• _Given problem_
Look through the listing for the word "JSON". Copy each line that has it.

Begin Material supplied

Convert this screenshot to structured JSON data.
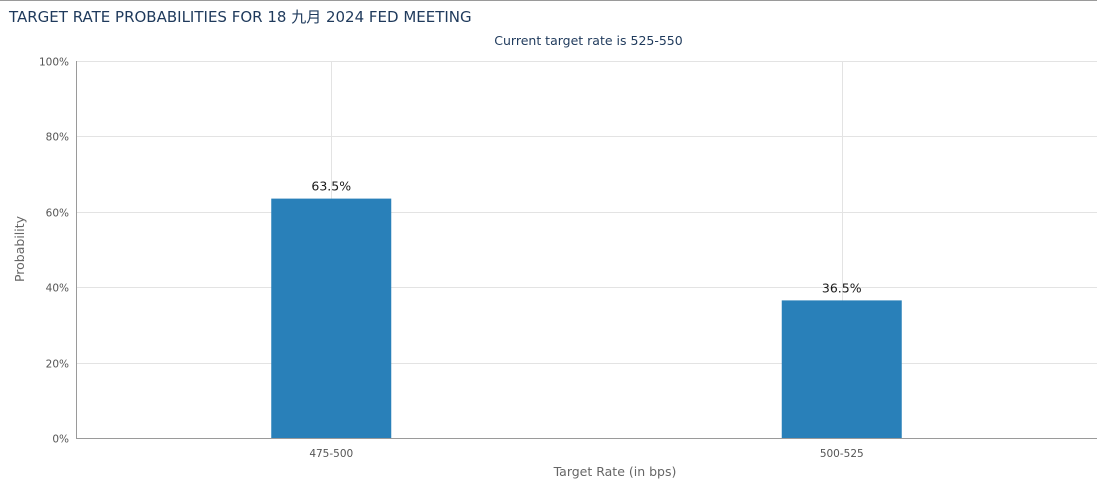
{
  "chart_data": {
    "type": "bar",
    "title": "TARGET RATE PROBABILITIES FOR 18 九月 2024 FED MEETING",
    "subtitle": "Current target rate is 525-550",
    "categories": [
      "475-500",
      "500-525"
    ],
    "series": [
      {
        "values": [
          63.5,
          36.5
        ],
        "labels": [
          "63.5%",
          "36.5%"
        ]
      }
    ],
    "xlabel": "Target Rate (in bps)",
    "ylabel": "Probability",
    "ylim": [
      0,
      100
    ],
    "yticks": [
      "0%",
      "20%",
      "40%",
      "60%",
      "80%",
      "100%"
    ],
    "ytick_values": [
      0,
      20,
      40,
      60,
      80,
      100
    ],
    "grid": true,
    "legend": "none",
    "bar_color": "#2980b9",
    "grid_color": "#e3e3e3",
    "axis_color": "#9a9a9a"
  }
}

End Material supplied
Begin Material supplied

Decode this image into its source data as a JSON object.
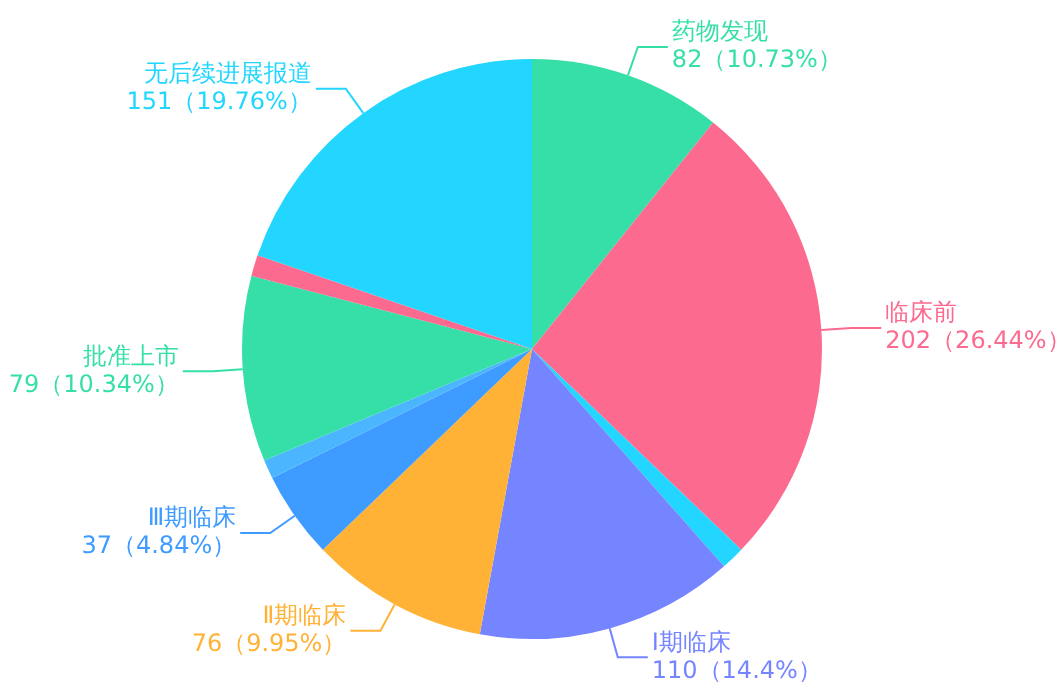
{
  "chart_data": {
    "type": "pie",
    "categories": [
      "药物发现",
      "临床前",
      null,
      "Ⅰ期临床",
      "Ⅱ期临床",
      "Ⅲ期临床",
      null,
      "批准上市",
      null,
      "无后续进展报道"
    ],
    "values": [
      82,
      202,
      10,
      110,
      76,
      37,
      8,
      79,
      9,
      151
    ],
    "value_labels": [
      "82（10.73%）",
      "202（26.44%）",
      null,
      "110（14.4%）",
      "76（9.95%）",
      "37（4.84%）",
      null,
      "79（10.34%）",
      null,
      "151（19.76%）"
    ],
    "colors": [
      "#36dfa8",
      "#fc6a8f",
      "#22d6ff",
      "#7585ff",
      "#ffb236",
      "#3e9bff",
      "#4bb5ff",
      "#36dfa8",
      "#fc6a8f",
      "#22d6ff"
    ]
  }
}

End Material supplied

• _Result for this task_
Convert this screenshot to structured JSON data.
Decode this image into its source data as a JSON object.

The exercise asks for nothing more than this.